### Instruction
Copy the data from the beginning through the line containing "point-sabbia_inf xyxy=(353,350,366,363)", inclusive, replacing "axis-tick-label" with "tick-label" and keeping everything else the same.

### Data lines
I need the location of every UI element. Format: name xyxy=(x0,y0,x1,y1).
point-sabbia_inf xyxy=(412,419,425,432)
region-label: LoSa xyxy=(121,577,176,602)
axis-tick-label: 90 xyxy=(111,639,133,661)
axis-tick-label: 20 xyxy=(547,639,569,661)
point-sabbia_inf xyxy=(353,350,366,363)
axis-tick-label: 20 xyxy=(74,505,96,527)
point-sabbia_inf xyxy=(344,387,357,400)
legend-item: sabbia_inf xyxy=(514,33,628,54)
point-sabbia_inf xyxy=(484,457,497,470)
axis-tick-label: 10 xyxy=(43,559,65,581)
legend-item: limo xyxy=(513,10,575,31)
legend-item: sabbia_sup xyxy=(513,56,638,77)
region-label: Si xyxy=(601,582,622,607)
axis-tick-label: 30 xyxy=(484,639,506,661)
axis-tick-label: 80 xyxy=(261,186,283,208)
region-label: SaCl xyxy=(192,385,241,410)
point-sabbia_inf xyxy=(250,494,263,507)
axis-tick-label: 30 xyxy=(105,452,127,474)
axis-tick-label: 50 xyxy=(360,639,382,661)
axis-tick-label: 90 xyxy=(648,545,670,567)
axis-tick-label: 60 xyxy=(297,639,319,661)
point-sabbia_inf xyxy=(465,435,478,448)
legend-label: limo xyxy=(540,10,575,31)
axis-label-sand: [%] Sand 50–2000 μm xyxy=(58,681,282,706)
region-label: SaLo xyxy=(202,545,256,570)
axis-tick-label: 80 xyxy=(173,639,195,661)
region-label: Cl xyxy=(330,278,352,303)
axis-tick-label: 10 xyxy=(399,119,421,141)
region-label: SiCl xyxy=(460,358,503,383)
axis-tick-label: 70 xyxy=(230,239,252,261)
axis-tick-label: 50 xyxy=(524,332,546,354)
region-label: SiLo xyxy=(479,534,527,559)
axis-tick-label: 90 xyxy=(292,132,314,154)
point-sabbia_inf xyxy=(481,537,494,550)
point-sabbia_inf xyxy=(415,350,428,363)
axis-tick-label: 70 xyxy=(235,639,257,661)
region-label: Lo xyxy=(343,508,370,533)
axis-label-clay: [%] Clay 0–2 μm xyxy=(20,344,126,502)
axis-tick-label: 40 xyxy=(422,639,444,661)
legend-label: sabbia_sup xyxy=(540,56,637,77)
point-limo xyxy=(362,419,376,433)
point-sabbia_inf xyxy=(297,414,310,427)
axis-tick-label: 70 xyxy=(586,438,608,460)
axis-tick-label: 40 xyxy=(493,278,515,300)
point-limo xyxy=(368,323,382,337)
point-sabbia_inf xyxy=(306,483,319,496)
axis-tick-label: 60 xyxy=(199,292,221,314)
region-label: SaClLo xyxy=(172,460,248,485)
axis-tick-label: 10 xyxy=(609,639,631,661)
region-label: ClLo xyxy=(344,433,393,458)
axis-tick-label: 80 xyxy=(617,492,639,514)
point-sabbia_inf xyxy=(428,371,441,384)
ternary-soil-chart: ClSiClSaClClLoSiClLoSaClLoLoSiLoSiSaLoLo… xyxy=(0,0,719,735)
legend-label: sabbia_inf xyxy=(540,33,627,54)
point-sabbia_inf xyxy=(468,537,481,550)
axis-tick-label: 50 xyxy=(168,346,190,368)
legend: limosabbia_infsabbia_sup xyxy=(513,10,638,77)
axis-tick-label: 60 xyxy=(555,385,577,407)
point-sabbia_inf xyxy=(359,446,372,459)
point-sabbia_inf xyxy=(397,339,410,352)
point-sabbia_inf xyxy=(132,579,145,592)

### Reply to the exercise
I need the location of every UI element. Format: name xyxy=(x0,y0,x1,y1).
point-sabbia_inf xyxy=(412,419,425,432)
region-label: LoSa xyxy=(121,577,176,602)
tick-label: 90 xyxy=(111,639,133,661)
tick-label: 20 xyxy=(547,639,569,661)
point-sabbia_inf xyxy=(353,350,366,363)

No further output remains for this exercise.